#### Given entries
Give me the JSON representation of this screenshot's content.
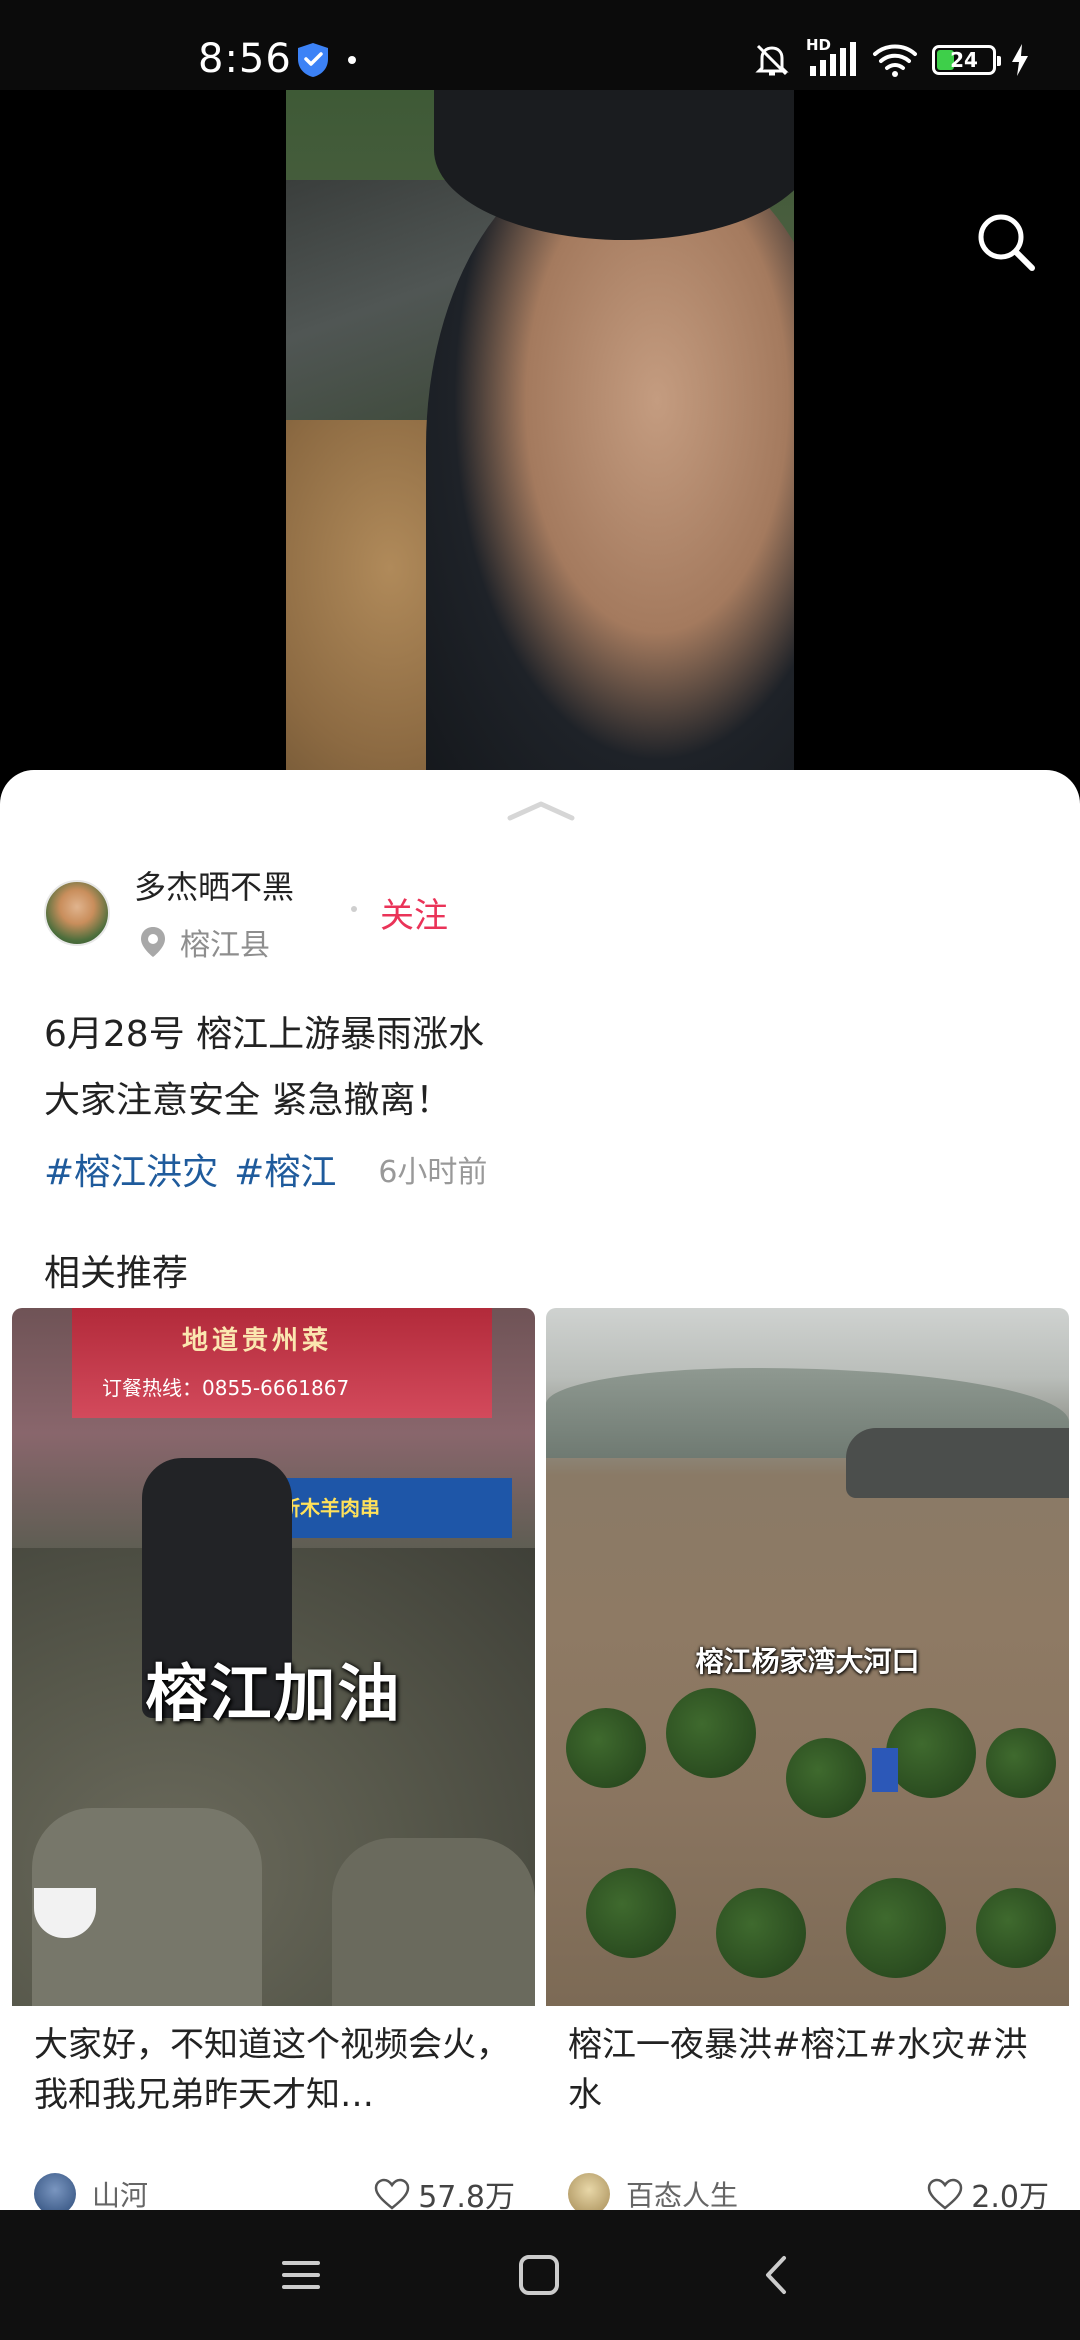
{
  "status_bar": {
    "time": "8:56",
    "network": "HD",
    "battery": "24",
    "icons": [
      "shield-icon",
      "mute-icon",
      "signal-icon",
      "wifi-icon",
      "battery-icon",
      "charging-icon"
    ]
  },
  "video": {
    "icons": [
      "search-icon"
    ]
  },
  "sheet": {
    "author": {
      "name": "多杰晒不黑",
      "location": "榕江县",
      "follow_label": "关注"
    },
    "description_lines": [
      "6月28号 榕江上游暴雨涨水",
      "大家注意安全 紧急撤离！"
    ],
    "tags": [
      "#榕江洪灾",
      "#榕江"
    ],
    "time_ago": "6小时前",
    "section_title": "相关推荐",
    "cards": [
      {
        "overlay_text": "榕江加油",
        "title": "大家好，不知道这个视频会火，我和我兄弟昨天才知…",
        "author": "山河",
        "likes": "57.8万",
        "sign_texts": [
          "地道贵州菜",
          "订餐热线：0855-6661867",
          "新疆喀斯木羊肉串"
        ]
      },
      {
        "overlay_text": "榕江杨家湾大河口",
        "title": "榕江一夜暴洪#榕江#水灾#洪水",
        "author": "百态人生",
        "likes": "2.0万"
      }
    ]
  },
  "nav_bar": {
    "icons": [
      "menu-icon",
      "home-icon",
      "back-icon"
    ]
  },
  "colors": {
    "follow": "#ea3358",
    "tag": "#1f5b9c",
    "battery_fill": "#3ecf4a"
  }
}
########
Problem to work on:
Copy out all the data without changing anything, and drop the pictures.

Answer to the exercise:
Give me the JSON representation of this screenshot's content.
{
  "status_bar": {
    "time": "8:56",
    "network": "HD",
    "battery": "24",
    "icons": [
      "shield-icon",
      "mute-icon",
      "signal-icon",
      "wifi-icon",
      "battery-icon",
      "charging-icon"
    ]
  },
  "video": {
    "icons": [
      "search-icon"
    ]
  },
  "sheet": {
    "author": {
      "name": "多杰晒不黑",
      "location": "榕江县",
      "follow_label": "关注"
    },
    "description_lines": [
      "6月28号 榕江上游暴雨涨水",
      "大家注意安全 紧急撤离！"
    ],
    "tags": [
      "#榕江洪灾",
      "#榕江"
    ],
    "time_ago": "6小时前",
    "section_title": "相关推荐",
    "cards": [
      {
        "overlay_text": "榕江加油",
        "title": "大家好，不知道这个视频会火，我和我兄弟昨天才知…",
        "author": "山河",
        "likes": "57.8万",
        "sign_texts": [
          "地道贵州菜",
          "订餐热线：0855-6661867",
          "新疆喀斯木羊肉串"
        ]
      },
      {
        "overlay_text": "榕江杨家湾大河口",
        "title": "榕江一夜暴洪#榕江#水灾#洪水",
        "author": "百态人生",
        "likes": "2.0万"
      }
    ]
  },
  "nav_bar": {
    "icons": [
      "menu-icon",
      "home-icon",
      "back-icon"
    ]
  },
  "colors": {
    "follow": "#ea3358",
    "tag": "#1f5b9c",
    "battery_fill": "#3ecf4a"
  }
}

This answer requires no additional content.